+++ Entries +++

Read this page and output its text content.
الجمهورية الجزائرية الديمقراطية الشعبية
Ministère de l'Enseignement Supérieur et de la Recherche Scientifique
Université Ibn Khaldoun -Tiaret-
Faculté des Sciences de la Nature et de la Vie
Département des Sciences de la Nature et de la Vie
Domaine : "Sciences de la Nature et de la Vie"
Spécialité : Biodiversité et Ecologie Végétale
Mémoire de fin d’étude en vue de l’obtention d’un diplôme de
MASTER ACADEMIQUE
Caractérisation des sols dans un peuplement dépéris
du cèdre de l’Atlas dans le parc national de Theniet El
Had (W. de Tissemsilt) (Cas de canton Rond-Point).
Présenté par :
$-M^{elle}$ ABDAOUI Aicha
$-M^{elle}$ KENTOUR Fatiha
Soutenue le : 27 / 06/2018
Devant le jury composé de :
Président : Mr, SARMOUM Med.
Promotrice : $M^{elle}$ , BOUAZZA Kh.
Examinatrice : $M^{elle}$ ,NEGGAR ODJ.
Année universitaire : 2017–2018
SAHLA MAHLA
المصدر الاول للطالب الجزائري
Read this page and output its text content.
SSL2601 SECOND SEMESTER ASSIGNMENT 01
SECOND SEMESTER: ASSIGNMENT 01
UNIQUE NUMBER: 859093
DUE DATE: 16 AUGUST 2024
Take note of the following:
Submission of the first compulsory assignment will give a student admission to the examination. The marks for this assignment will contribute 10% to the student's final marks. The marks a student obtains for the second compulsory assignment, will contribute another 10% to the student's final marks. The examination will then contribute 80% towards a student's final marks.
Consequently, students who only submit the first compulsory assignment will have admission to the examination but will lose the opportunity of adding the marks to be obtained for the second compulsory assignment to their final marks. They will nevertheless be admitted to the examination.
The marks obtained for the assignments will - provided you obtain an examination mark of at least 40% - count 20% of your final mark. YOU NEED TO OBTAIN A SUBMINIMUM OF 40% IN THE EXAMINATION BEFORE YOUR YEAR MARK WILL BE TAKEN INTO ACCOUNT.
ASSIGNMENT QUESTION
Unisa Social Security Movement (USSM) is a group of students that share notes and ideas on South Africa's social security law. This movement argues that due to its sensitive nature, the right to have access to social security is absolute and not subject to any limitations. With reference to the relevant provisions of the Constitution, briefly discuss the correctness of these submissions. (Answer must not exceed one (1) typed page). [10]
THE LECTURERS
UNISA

+++

• **Goal**
Write out all the entries exactly.

• **Answer to this exercise**
Read this page and output its text content.
الجمهورية الجزائرية الديمقراطية الشعبية
Ministère de l'Enseignement Supérieur et de la Recherche Scientifique
Université Ibn Khaldoun -Tiaret-
Faculté des Sciences de la Nature et de la Vie
Département des Sciences de la Nature et de la Vie
Domaine : "Sciences de la Nature et de la Vie"
Spécialité : Biodiversité et Ecologie Végétale
Mémoire de fin d’étude en vue de l’obtention d’un diplôme de
MASTER ACADEMIQUE
Caractérisation des sols dans un peuplement dépéris
du cèdre de l’Atlas dans le parc national de Theniet El
Had (W. de Tissemsilt) (Cas de canton Rond-Point).
Présenté par :
$-M^{elle}$ ABDAOUI Aicha
$-M^{elle}$ KENTOUR Fatiha
Soutenue le : 27 / 06/2018
Devant le jury composé de :
Président : Mr, SARMOUM Med.
Promotrice : $M^{elle}$ , BOUAZZA Kh.
Examinatrice : $M^{elle}$ ,NEGGAR ODJ.
Année universitaire : 2017–2018
SAHLA MAHLA
المصدر الاول للطالب الجزائري
Read this page and output its text content.
SSL2601 SECOND SEMESTER ASSIGNMENT 01
SECOND SEMESTER: ASSIGNMENT 01
UNIQUE NUMBER: 859093
DUE DATE: 16 AUGUST 2024
Take note of the following:
Submission of the first compulsory assignment will give a student admission to the examination. The marks for this assignment will contribute 10% to the student's final marks. The marks a student obtains for the second compulsory assignment, will contribute another 10% to the student's final marks. The examination will then contribute 80% towards a student's final marks.
Consequently, students who only submit the first compulsory assignment will have admission to the examination but will lose the opportunity of adding the marks to be obtained for the second compulsory assignment to their final marks. They will nevertheless be admitted to the examination.
The marks obtained for the assignments will - provided you obtain an examination mark of at least 40% - count 20% of your final mark. YOU NEED TO OBTAIN A SUBMINIMUM OF 40% IN THE EXAMINATION BEFORE YOUR YEAR MARK WILL BE TAKEN INTO ACCOUNT.
ASSIGNMENT QUESTION
Unisa Social Security Movement (USSM) is a group of students that share notes and ideas on South Africa's social security law. This movement argues that due to its sensitive nature, the right to have access to social security is absolute and not subject to any limitations. With reference to the relevant provisions of the Constitution, briefly discuss the correctness of these submissions. (Answer must not exceed one (1) typed page). [10]
THE LECTURERS
UNISA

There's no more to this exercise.